TASK INSTRUCTIONS
Copy every line of the data in which the word "todos" occurs.

Stored records:
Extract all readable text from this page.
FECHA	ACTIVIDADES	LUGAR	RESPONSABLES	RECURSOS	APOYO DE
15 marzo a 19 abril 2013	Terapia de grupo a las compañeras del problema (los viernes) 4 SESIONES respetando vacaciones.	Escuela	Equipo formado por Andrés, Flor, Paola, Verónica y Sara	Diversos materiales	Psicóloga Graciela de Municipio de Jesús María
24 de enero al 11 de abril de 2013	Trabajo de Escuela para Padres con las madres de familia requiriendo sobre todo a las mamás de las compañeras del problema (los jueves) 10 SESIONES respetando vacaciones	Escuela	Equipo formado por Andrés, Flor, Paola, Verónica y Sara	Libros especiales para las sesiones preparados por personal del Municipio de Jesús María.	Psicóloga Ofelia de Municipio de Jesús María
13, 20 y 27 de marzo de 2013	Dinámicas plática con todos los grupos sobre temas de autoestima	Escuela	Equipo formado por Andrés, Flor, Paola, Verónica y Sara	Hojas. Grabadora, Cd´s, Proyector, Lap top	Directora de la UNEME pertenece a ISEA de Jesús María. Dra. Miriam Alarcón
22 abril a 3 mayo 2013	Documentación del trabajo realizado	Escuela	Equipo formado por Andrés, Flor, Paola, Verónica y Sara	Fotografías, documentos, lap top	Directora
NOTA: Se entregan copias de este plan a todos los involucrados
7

TASK RESULT
13, 20 y 27 de marzo de 2013	Dinámicas plática con todos los grupos sobre temas de autoestima	Escuela	Equipo formado por Andrés, Flor, Paola, Verónica y Sara	Hojas. Grabadora, Cd´s, Proyector, Lap top	Directora de la UNEME pertenece a ISEA de Jesús María. Dra. Miriam Alarcón
NOTA: Se entregan copias de este plan a todos los involucrados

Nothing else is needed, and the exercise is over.